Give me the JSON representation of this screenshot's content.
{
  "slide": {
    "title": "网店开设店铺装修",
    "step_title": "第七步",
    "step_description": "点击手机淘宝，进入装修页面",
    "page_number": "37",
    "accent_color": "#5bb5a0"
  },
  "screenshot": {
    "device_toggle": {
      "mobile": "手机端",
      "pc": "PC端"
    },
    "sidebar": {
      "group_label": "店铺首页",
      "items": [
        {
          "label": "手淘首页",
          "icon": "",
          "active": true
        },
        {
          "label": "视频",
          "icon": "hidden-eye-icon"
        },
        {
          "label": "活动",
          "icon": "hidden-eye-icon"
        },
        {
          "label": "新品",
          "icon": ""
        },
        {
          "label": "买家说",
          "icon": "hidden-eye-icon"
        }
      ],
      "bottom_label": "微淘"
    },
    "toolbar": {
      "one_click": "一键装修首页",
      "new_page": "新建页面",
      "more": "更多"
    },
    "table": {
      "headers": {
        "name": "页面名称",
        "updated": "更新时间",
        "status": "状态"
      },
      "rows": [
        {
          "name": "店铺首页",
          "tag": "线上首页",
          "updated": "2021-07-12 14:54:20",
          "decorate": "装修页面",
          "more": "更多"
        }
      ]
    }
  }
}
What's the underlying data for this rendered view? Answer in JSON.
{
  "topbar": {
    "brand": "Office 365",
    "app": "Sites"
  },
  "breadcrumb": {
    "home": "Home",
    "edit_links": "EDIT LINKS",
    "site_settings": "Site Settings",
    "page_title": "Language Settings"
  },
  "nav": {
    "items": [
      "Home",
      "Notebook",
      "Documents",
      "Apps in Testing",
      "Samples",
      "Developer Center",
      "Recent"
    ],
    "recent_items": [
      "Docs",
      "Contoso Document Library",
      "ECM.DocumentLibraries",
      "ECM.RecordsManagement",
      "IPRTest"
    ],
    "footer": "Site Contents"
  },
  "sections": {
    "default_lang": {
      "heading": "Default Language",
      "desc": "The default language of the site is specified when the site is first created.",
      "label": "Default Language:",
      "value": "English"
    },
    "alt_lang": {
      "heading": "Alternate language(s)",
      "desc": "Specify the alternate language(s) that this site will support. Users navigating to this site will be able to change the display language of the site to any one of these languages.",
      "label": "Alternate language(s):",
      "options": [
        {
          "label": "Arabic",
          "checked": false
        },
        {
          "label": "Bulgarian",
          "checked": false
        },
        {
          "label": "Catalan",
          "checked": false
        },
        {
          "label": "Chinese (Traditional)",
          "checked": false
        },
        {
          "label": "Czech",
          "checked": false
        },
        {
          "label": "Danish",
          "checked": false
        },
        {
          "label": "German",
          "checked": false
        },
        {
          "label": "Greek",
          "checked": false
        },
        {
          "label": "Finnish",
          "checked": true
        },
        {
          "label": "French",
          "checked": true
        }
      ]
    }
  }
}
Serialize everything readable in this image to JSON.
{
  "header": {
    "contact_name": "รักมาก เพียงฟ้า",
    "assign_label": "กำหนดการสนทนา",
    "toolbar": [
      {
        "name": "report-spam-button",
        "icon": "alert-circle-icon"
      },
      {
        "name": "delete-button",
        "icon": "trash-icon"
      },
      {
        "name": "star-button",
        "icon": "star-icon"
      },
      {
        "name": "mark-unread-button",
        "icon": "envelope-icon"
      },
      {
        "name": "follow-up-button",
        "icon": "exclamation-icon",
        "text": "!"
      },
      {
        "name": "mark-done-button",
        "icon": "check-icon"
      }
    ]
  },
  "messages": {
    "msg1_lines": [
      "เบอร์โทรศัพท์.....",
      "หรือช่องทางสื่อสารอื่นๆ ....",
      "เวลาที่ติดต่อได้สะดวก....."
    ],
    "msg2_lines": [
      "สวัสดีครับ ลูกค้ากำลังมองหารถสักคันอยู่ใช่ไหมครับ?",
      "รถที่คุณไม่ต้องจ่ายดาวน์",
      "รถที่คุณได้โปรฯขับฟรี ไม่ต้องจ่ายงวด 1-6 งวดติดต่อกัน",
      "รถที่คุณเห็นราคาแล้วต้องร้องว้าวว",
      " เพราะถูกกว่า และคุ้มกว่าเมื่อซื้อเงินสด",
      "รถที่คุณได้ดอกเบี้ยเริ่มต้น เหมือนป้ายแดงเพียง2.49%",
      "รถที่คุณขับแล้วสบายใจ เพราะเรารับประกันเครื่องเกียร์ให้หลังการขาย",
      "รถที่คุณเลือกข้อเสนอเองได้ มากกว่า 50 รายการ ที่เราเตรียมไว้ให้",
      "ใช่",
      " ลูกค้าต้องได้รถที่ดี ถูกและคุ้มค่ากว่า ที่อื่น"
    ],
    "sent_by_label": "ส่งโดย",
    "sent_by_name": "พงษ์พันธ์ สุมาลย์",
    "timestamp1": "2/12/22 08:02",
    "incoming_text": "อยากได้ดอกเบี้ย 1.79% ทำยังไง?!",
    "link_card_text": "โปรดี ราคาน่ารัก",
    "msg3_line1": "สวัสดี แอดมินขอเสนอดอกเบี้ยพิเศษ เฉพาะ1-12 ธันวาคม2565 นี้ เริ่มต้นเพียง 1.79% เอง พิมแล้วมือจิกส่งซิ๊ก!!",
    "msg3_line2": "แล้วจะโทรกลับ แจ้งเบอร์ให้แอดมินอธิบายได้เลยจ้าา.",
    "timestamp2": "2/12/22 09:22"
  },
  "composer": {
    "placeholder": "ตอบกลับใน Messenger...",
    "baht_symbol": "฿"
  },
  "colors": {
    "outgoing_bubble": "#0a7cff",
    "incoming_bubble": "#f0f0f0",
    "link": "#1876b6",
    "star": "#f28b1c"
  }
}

##############################

OBJECTIVE – Type out all of the material again, word for word.

PROBLEM SOLUTION –
Give me the JSON representation of this screenshot's content.
{
  "slide": {
    "title": "网店开设店铺装修",
    "step_title": "第七步",
    "step_description": "点击手机淘宝，进入装修页面",
    "page_number": "37",
    "accent_color": "#5bb5a0"
  },
  "screenshot": {
    "device_toggle": {
      "mobile": "手机端",
      "pc": "PC端"
    },
    "sidebar": {
      "group_label": "店铺首页",
      "items": [
        {
          "label": "手淘首页",
          "icon": "",
          "active": true
        },
        {
          "label": "视频",
          "icon": "hidden-eye-icon"
        },
        {
          "label": "活动",
          "icon": "hidden-eye-icon"
        },
        {
          "label": "新品",
          "icon": ""
        },
        {
          "label": "买家说",
          "icon": "hidden-eye-icon"
        }
      ],
      "bottom_label": "微淘"
    },
    "toolbar": {
      "one_click": "一键装修首页",
      "new_page": "新建页面",
      "more": "更多"
    },
    "table": {
      "headers": {
        "name": "页面名称",
        "updated": "更新时间",
        "status": "状态"
      },
      "rows": [
        {
          "name": "店铺首页",
          "tag": "线上首页",
          "updated": "2021-07-12 14:54:20",
          "decorate": "装修页面",
          "more": "更多"
        }
      ]
    }
  }
}
What's the underlying data for this rendered view? Answer in JSON.
{
  "topbar": {
    "brand": "Office 365",
    "app": "Sites"
  },
  "breadcrumb": {
    "home": "Home",
    "edit_links": "EDIT LINKS",
    "site_settings": "Site Settings",
    "page_title": "Language Settings"
  },
  "nav": {
    "items": [
      "Home",
      "Notebook",
      "Documents",
      "Apps in Testing",
      "Samples",
      "Developer Center",
      "Recent"
    ],
    "recent_items": [
      "Docs",
      "Contoso Document Library",
      "ECM.DocumentLibraries",
      "ECM.RecordsManagement",
      "IPRTest"
    ],
    "footer": "Site Contents"
  },
  "sections": {
    "default_lang": {
      "heading": "Default Language",
      "desc": "The default language of the site is specified when the site is first created.",
      "label": "Default Language:",
      "value": "English"
    },
    "alt_lang": {
      "heading": "Alternate language(s)",
      "desc": "Specify the alternate language(s) that this site will support. Users navigating to this site will be able to change the display language of the site to any one of these languages.",
      "label": "Alternate language(s):",
      "options": [
        {
          "label": "Arabic",
          "checked": false
        },
        {
          "label": "Bulgarian",
          "checked": false
        },
        {
          "label": "Catalan",
          "checked": false
        },
        {
          "label": "Chinese (Traditional)",
          "checked": false
        },
        {
          "label": "Czech",
          "checked": false
        },
        {
          "label": "Danish",
          "checked": false
        },
        {
          "label": "German",
          "checked": false
        },
        {
          "label": "Greek",
          "checked": false
        },
        {
          "label": "Finnish",
          "checked": true
        },
        {
          "label": "French",
          "checked": true
        }
      ]
    }
  }
}
Serialize everything readable in this image to JSON.
{
  "header": {
    "contact_name": "รักมาก เพียงฟ้า",
    "assign_label": "กำหนดการสนทนา",
    "toolbar": [
      {
        "name": "report-spam-button",
        "icon": "alert-circle-icon"
      },
      {
        "name": "delete-button",
        "icon": "trash-icon"
      },
      {
        "name": "star-button",
        "icon": "star-icon"
      },
      {
        "name": "mark-unread-button",
        "icon": "envelope-icon"
      },
      {
        "name": "follow-up-button",
        "icon": "exclamation-icon",
        "text": "!"
      },
      {
        "name": "mark-done-button",
        "icon": "check-icon"
      }
    ]
  },
  "messages": {
    "msg1_lines": [
      "เบอร์โทรศัพท์.....",
      "หรือช่องทางสื่อสารอื่นๆ ....",
      "เวลาที่ติดต่อได้สะดวก....."
    ],
    "msg2_lines": [
      "สวัสดีครับ ลูกค้ากำลังมองหารถสักคันอยู่ใช่ไหมครับ?",
      "รถที่คุณไม่ต้องจ่ายดาวน์",
      "รถที่คุณได้โปรฯขับฟรี ไม่ต้องจ่ายงวด 1-6 งวดติดต่อกัน",
      "รถที่คุณเห็นราคาแล้วต้องร้องว้าวว",
      " เพราะถูกกว่า และคุ้มกว่าเมื่อซื้อเงินสด",
      "รถที่คุณได้ดอกเบี้ยเริ่มต้น เหมือนป้ายแดงเพียง2.49%",
      "รถที่คุณขับแล้วสบายใจ เพราะเรารับประกันเครื่องเกียร์ให้หลังการขาย",
      "รถที่คุณเลือกข้อเสนอเองได้ มากกว่า 50 รายการ ที่เราเตรียมไว้ให้",
      "ใช่",
      " ลูกค้าต้องได้รถที่ดี ถูกและคุ้มค่ากว่า ที่อื่น"
    ],
    "sent_by_label": "ส่งโดย",
    "sent_by_name": "พงษ์พันธ์ สุมาลย์",
    "timestamp1": "2/12/22 08:02",
    "incoming_text": "อยากได้ดอกเบี้ย 1.79% ทำยังไง?!",
    "link_card_text": "โปรดี ราคาน่ารัก",
    "msg3_line1": "สวัสดี แอดมินขอเสนอดอกเบี้ยพิเศษ เฉพาะ1-12 ธันวาคม2565 นี้ เริ่มต้นเพียง 1.79% เอง พิมแล้วมือจิกส่งซิ๊ก!!",
    "msg3_line2": "แล้วจะโทรกลับ แจ้งเบอร์ให้แอดมินอธิบายได้เลยจ้าา.",
    "timestamp2": "2/12/22 09:22"
  },
  "composer": {
    "placeholder": "ตอบกลับใน Messenger...",
    "baht_symbol": "฿"
  },
  "colors": {
    "outgoing_bubble": "#0a7cff",
    "incoming_bubble": "#f0f0f0",
    "link": "#1876b6",
    "star": "#f28b1c"
  }
}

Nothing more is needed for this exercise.